Task -
Across the data below, how many lines hold "title"? Answer with that number and nothing else.
— Begin Material for the task —
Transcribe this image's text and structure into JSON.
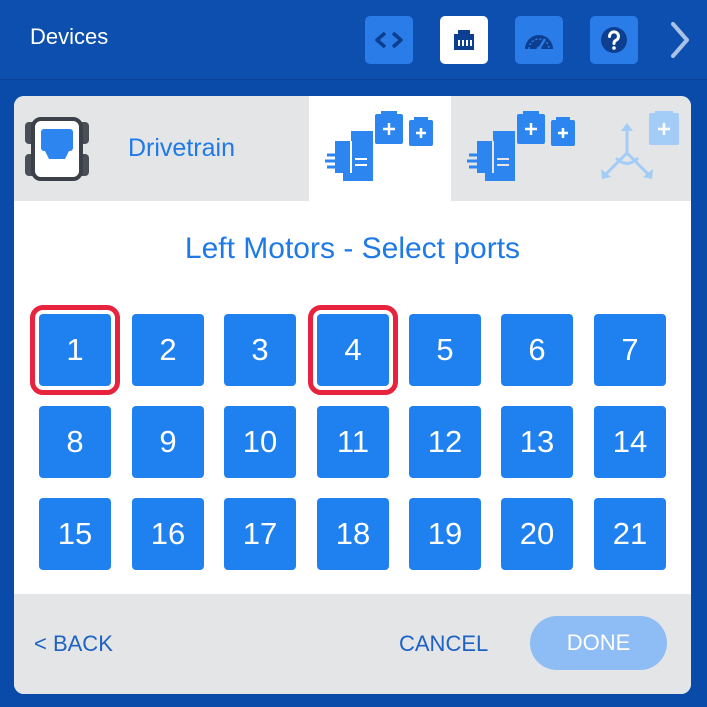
{
  "header": {
    "title": "Devices",
    "icons": [
      "code-icon",
      "ports-icon",
      "dashboard-icon",
      "help-icon",
      "chevron-right-icon"
    ]
  },
  "tabs": {
    "drivetrain_label": "Drivetrain",
    "selected_tab": "left-motors"
  },
  "heading": "Left Motors - Select ports",
  "ports": [
    "1",
    "2",
    "3",
    "4",
    "5",
    "6",
    "7",
    "8",
    "9",
    "10",
    "11",
    "12",
    "13",
    "14",
    "15",
    "16",
    "17",
    "18",
    "19",
    "20",
    "21"
  ],
  "selected_ports": [
    "1",
    "4"
  ],
  "footer": {
    "back_label": "< BACK",
    "cancel_label": "CANCEL",
    "done_label": "DONE"
  },
  "colors": {
    "header_bg": "#0d4fae",
    "accent": "#1f80f0",
    "selection": "#e8233d",
    "done_disabled": "#8dbdf4"
  }
}
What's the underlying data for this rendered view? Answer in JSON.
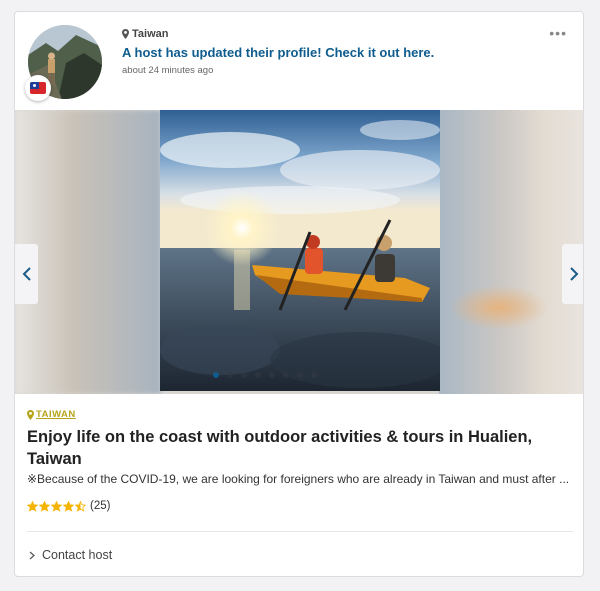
{
  "post": {
    "location": "Taiwan",
    "headline": "A host has updated their profile! Check it out here.",
    "time_ago": "about 24 minutes ago",
    "more_icon": "more-horizontal-icon"
  },
  "gallery": {
    "slide_count": 8,
    "active_slide": 1
  },
  "listing": {
    "location_tag": "TAIWAN",
    "title": "Enjoy life on the coast with outdoor activities & tours in Hualien, Taiwan",
    "description": "※Because of the COVID-19, we are looking for foreigners who are already in Taiwan and must after ...",
    "rating_stars": 4.5,
    "review_count": "(25)",
    "contact_label": "Contact host"
  },
  "colors": {
    "link": "#0f5c8f",
    "tag": "#b5a41a",
    "star": "#f4b400"
  }
}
— End Material for the task —
Response to the task -
2